- [Stated problem] Check each line of the listing below for the string "Мета", and copy the ones that have it.

-- start of Task material --

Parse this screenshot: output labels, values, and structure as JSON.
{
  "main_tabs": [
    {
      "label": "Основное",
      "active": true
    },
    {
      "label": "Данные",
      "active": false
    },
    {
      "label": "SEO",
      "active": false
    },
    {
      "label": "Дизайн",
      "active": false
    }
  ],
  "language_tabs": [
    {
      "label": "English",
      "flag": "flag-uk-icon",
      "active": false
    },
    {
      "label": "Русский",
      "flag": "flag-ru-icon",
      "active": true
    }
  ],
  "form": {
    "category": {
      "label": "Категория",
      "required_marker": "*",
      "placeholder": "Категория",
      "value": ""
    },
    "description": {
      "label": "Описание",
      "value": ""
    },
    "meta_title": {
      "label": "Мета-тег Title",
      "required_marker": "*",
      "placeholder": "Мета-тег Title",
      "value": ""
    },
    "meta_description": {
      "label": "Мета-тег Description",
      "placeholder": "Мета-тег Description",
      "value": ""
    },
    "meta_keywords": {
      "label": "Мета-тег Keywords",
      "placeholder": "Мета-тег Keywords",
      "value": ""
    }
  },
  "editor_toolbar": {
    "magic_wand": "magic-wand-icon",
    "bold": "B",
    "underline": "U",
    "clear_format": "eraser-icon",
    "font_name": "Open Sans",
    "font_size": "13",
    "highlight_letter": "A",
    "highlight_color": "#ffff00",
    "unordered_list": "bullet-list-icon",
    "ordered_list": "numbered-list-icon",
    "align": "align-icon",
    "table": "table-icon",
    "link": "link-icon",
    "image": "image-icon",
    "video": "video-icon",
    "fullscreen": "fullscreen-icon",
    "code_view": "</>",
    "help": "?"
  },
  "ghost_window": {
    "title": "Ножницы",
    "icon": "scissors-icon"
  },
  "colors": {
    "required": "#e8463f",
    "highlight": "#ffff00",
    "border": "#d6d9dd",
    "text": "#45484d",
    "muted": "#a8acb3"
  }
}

-- end of Task material --

- [Answer to this exercise]
      "label": "Мета-тег Title",
      "placeholder": "Мета-тег Title",
      "label": "Мета-тег Description",
      "placeholder": "Мета-тег Description",
      "label": "Мета-тег Keywords",
      "placeholder": "Мета-тег Keywords",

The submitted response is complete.